● REQUIREMENT
Extract each line holding the word "Center" from the entries.

● MATERIAL PROVIDED
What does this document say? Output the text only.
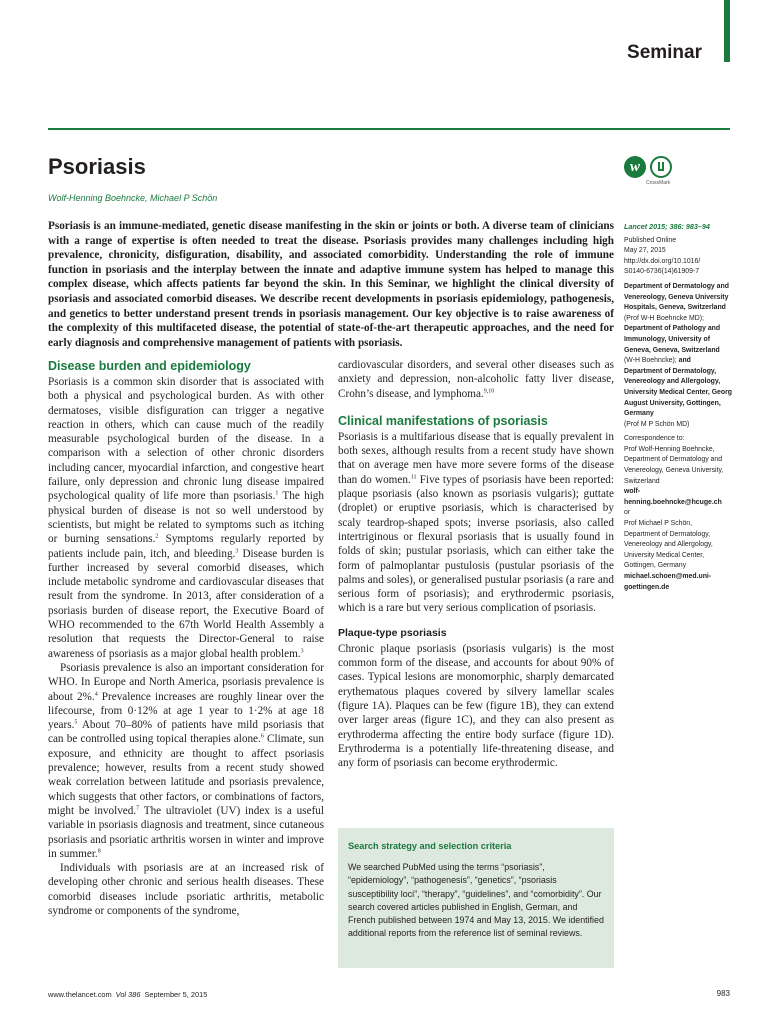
Seminar
Psoriasis
Wolf-Henning Boehncke, Michael P Schön
w
CrossMark

Psoriasis is an immune-mediated, genetic disease manifesting in the skin or joints or both. A diverse team of clinicians with a range of expertise is often needed to treat the disease. Psoriasis provides many challenges including high prevalence, chronicity, disfiguration, disability, and associated comorbidity. Understanding the role of immune function in psoriasis and the interplay between the innate and adaptive immune system has helped to manage this complex disease, which affects patients far beyond the skin. In this Seminar, we highlight the clinical diversity of psoriasis and associated comorbid diseases. We describe recent developments in psoriasis epidemiology, pathogenesis, and genetics to better understand present trends in psoriasis management. Our key objective is to raise awareness of the complexity of this multifaceted disease, the potential of state-of-the-art therapeutic approaches, and the need for early diagnosis and comprehensive management of patients with psoriasis.

Disease burden and epidemiology

Psoriasis is a common skin disorder that is associated with both a physical and psychological burden. As with other dermatoses, visible disfiguration can trigger a negative reaction in others, which can cause much of the readily measurable psychological burden of the disease. In a comparison with a selection of other chronic disorders including cancer, myocardial infarction, and congestive heart failure, only depression and chronic lung disease impaired psychological quality of life more than psoriasis.$^1$ The high physical burden of disease is not so well understood by scientists, but might be related to symptoms such as itching or burning sensations.$^2$ Symptoms regularly reported by patients include pain, itch, and bleeding.$^3$ Disease burden is further increased by several comorbid diseases, which include metabolic syndrome and cardiovascular diseases that result from the syndrome. In 2013, after consideration of a psoriasis burden of disease report, the Executive Board of WHO recommended to the 67th World Health Assembly a resolution that requests the Director-General to raise awareness of psoriasis as a major global health problem.$^3$

Psoriasis prevalence is also an important consideration for WHO. In Europe and North America, psoriasis prevalence is about 2%.$^4$ Prevalence increases are roughly linear over the lifecourse, from 0·12% at age 1 year to 1·2% at age 18 years.$^5$ About 70–80% of patients have mild psoriasis that can be controlled using topical therapies alone.$^6$ Climate, sun exposure, and ethnicity are thought to affect psoriasis prevalence; however, results from a recent study showed weak correlation between latitude and psoriasis prevalence, which suggests that other factors, or combinations of factors, might be involved.$^7$ The ultraviolet (UV) index is a useful variable in psoriasis diagnosis and treatment, since cutaneous psoriasis and psoriatic arthritis worsen in winter and improve in summer.$^8$

Individuals with psoriasis are at an increased risk of developing other chronic and serious health diseases. These comorbid diseases include psoriatic arthritis, metabolic syndrome or components of the syndrome,

cardiovascular disorders, and several other diseases such as anxiety and depression, non-alcoholic fatty liver disease, Crohn’s disease, and lymphoma.$^{9,10}$

Clinical manifestations of psoriasis

Psoriasis is a multifarious disease that is equally prevalent in both sexes, although results from a recent study have shown that on average men have more severe forms of the disease than do women.$^{11}$ Five types of psoriasis have been reported: plaque psoriasis (also known as psoriasis vulgaris); guttate (droplet) or eruptive psoriasis, which is characterised by scaly teardrop-shaped spots; inverse psoriasis, also called intertriginous or flexural psoriasis that is usually found in folds of skin; pustular psoriasis, which can either take the form of palmoplantar pustulosis (pustular psoriasis of the palms and soles), or generalised pustular psoriasis (a rare and serious form of psoriasis); and erythrodermic psoriasis, which is a rare but very serious complication of psoriasis.

Plaque-type psoriasis

Chronic plaque psoriasis (psoriasis vulgaris) is the most common form of the disease, and accounts for about 90% of cases. Typical lesions are monomorphic, sharply demarcated erythematous plaques covered by silvery lamellar scales (figure 1A). Plaques can be few (figure 1B), they can extend over larger areas (figure 1C), and they can also present as erythroderma affecting the entire body surface (figure 1D). Erythroderma is a potentially life-threatening disease, and any form of psoriasis can become erythrodermic.

Search strategy and selection criteria
We searched PubMed using the terms “psoriasis”, “epidemiology”, “pathogenesis”, “genetics”, “psoriasis susceptibility loci”, “therapy”, “guidelines”, and “comorbidity”. Our search covered articles published in English, German, and French published between 1974 and May 13, 2015. We identified additional reports from the reference list of seminal reviews.
Lancet 2015; 386: 983–94
Published Online
May 27, 2015
http://dx.doi.org/10.1016/
S0140-6736(14)61909-7
Department of Dermatology and Venereology, Geneva University Hospitals, Geneva, Switzerland
(Prof W-H Boehncke MD);
Department of Pathology and Immunology, University of Geneva, Geneva, Switzerland
(W-H Boehncke); and
Department of Dermatology, Venereology and Allergology, University Medical Center, Georg August University, Gottingen, Germany
(Prof M P Schön MD)
Correspondence to:
Prof Wolf-Henning Boehncke,
Department of Dermatology and Venereology, Geneva University, Switzerland
wolf-henning.boehncke@hcuge.ch
or
Prof Michael P Schön,
Department of Dermatology, Venereology and Allergology, University Medical Center, Gottingen, Germany
michael.schoen@med.uni-goettingen.de
www.thelancet.com Vol 386 September 5, 2015	983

● TASK ANSWER
Department of Dermatology, Venereology and Allergology, University Medical Center, Georg August University, Gottingen, Germany
Department of Dermatology, Venereology and Allergology, University Medical Center, Gottingen, Germany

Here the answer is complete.